## Task brief
Please pull out every line below that contains the word "axis", treating uppercase and lowercase as different.

━━━ Data rows

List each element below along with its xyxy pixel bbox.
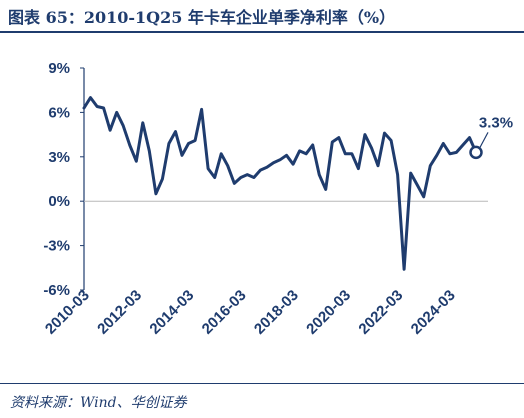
plot-area: 3.3%	[82, 96, 513, 271]
chart-title: 图表 65：2010-1Q25 年卡车企业单季净利率（%）	[8, 8, 396, 27]
source-rule	[0, 383, 524, 384]
source-note: 资料来源：Wind、华创证券	[10, 395, 187, 411]
y-tick-label: -3%	[43, 238, 70, 255]
annotation-label: 3.3%	[479, 114, 513, 131]
annotation-leader	[479, 132, 489, 148]
x-tick-label: 2020-03	[303, 287, 354, 338]
x-tick-label: 2018-03	[251, 287, 302, 338]
x-axis: 2010-03 2012-03 2014-03 2016-03 2018-03 2020-…	[42, 287, 459, 338]
series-line	[82, 96, 478, 271]
y-tick-label: 6%	[48, 104, 70, 121]
x-tick-label: 2024-03	[408, 287, 459, 338]
x-tick-label: 2012-03	[94, 287, 145, 338]
last-point-marker	[469, 145, 483, 160]
x-tick-label: 2016-03	[199, 287, 250, 338]
y-tick-label: 9%	[48, 60, 70, 77]
y-tick-label: -6%	[43, 282, 70, 299]
y-axis: 9% 6% 3% 0% -3% -6%	[43, 60, 85, 299]
title-rule	[0, 31, 524, 33]
y-tick-label: 3%	[48, 149, 70, 166]
y-tick-label: 0%	[48, 193, 70, 210]
x-tick-label: 2014-03	[146, 287, 197, 338]
x-tick-label: 2022-03	[355, 287, 406, 338]
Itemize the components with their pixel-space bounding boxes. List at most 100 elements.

━━━━━━

## Reply
x-axis: 2010-03 2012-03 2014-03 2016-03 2018-03 2020-…	[42, 287, 459, 338]
y-axis: 9% 6% 3% 0% -3% -6%	[43, 60, 85, 299]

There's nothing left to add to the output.